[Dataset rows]
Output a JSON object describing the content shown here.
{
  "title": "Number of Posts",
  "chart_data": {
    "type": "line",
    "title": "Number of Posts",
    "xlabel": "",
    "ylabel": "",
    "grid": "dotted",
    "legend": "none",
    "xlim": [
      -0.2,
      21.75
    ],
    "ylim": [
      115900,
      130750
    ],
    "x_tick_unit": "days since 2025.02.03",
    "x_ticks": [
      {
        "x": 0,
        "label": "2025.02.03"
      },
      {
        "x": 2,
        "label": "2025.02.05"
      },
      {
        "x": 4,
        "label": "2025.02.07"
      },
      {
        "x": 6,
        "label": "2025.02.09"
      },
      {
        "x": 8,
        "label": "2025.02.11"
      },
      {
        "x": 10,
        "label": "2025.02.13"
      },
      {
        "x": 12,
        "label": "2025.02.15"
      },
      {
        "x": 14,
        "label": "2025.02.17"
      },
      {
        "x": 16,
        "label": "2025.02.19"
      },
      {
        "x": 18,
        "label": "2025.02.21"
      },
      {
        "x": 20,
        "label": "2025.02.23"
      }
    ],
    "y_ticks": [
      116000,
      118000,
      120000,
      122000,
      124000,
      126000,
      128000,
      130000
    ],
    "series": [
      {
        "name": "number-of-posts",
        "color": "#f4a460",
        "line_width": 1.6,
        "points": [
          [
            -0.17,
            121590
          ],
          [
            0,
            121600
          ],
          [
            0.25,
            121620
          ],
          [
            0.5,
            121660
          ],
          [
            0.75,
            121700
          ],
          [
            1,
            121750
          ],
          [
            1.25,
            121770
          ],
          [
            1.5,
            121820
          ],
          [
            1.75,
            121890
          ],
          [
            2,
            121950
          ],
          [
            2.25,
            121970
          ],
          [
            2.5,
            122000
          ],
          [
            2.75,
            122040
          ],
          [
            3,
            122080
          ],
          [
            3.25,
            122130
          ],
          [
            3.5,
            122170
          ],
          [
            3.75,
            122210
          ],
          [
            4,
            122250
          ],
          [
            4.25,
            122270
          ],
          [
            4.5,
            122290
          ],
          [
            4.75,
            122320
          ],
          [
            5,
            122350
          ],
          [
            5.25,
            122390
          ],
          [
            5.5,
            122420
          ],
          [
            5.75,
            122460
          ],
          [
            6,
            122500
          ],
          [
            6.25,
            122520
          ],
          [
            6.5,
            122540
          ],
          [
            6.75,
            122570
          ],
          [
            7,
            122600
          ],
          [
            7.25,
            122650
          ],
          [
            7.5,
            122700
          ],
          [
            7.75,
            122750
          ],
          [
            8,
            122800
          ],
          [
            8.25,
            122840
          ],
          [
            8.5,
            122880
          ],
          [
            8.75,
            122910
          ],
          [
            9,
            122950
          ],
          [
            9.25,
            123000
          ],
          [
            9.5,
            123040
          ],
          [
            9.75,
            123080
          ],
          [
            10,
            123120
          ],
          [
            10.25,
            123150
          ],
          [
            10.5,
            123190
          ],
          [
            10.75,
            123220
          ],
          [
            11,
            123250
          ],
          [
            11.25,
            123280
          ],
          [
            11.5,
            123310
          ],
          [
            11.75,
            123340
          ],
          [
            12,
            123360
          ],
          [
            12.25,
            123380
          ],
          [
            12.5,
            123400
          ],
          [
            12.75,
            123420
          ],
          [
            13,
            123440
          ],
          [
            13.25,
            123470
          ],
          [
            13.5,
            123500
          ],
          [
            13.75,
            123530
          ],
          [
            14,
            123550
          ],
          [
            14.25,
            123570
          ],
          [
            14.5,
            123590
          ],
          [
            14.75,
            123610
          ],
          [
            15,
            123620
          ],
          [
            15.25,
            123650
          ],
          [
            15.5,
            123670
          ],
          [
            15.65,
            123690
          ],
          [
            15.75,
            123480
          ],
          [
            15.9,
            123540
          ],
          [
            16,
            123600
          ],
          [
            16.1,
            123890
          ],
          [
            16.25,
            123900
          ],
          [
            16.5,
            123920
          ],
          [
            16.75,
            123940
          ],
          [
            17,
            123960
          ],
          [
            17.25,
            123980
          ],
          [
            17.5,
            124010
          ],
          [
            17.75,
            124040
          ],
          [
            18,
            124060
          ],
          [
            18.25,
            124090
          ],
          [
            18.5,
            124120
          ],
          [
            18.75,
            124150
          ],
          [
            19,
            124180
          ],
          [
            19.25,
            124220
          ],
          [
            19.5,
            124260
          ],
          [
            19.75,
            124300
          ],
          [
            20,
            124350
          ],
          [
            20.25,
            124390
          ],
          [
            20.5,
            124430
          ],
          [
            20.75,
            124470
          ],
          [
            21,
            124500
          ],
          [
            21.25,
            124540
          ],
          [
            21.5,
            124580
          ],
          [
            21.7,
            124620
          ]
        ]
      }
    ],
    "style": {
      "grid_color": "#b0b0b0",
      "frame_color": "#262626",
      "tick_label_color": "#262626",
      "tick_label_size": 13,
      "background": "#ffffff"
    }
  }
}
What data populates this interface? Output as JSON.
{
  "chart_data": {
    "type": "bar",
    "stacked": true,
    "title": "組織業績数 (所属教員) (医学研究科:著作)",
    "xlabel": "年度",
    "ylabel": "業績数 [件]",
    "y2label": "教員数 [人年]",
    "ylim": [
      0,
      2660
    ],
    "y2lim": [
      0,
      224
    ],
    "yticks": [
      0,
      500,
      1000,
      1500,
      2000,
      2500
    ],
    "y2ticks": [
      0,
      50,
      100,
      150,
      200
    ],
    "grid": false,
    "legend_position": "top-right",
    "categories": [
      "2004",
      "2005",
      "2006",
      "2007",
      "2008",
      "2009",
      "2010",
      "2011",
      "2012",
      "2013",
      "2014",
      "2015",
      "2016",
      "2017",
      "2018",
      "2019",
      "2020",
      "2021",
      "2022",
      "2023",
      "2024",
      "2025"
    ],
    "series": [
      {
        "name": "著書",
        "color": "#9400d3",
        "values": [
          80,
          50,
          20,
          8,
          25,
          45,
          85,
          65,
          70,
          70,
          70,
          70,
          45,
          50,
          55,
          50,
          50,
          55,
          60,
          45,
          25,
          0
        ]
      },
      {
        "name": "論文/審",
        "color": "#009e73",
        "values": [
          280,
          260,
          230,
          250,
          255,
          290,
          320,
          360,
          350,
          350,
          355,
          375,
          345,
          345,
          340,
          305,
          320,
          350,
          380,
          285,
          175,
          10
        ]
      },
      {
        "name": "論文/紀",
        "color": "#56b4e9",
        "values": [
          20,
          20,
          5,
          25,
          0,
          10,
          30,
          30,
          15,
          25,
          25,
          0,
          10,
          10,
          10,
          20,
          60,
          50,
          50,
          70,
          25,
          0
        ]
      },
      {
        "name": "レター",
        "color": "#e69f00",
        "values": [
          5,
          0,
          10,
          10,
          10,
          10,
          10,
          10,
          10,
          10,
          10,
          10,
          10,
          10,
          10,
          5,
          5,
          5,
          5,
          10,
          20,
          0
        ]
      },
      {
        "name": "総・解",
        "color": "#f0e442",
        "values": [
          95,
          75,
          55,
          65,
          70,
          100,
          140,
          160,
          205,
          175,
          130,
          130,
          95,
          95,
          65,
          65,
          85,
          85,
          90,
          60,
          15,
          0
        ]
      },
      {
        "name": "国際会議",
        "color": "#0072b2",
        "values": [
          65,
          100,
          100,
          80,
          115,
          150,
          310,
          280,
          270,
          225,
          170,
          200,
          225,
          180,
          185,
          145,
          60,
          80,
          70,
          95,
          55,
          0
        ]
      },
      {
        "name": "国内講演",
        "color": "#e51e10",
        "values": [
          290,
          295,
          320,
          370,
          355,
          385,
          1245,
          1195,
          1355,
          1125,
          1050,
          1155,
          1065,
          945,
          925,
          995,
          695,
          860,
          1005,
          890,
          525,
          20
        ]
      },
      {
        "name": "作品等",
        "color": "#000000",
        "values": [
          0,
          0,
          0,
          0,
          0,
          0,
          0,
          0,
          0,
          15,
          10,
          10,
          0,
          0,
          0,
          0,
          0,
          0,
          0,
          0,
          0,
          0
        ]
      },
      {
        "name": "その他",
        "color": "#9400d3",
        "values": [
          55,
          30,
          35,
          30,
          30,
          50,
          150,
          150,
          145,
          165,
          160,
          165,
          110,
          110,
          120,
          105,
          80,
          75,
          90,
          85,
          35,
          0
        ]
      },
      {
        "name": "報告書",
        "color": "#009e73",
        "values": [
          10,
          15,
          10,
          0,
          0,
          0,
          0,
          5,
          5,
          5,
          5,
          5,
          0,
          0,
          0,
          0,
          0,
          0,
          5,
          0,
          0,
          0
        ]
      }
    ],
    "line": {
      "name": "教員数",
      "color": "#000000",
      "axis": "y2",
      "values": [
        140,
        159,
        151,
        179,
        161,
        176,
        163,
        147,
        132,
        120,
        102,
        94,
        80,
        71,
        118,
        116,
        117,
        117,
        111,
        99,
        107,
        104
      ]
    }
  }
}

▶ _SHORT TASK_:
From the material above, gather all lines that include the string "Output" and copy them.

▶ _REPLY_:
Output a JSON object describing the content shown here.
What data populates this interface? Output as JSON.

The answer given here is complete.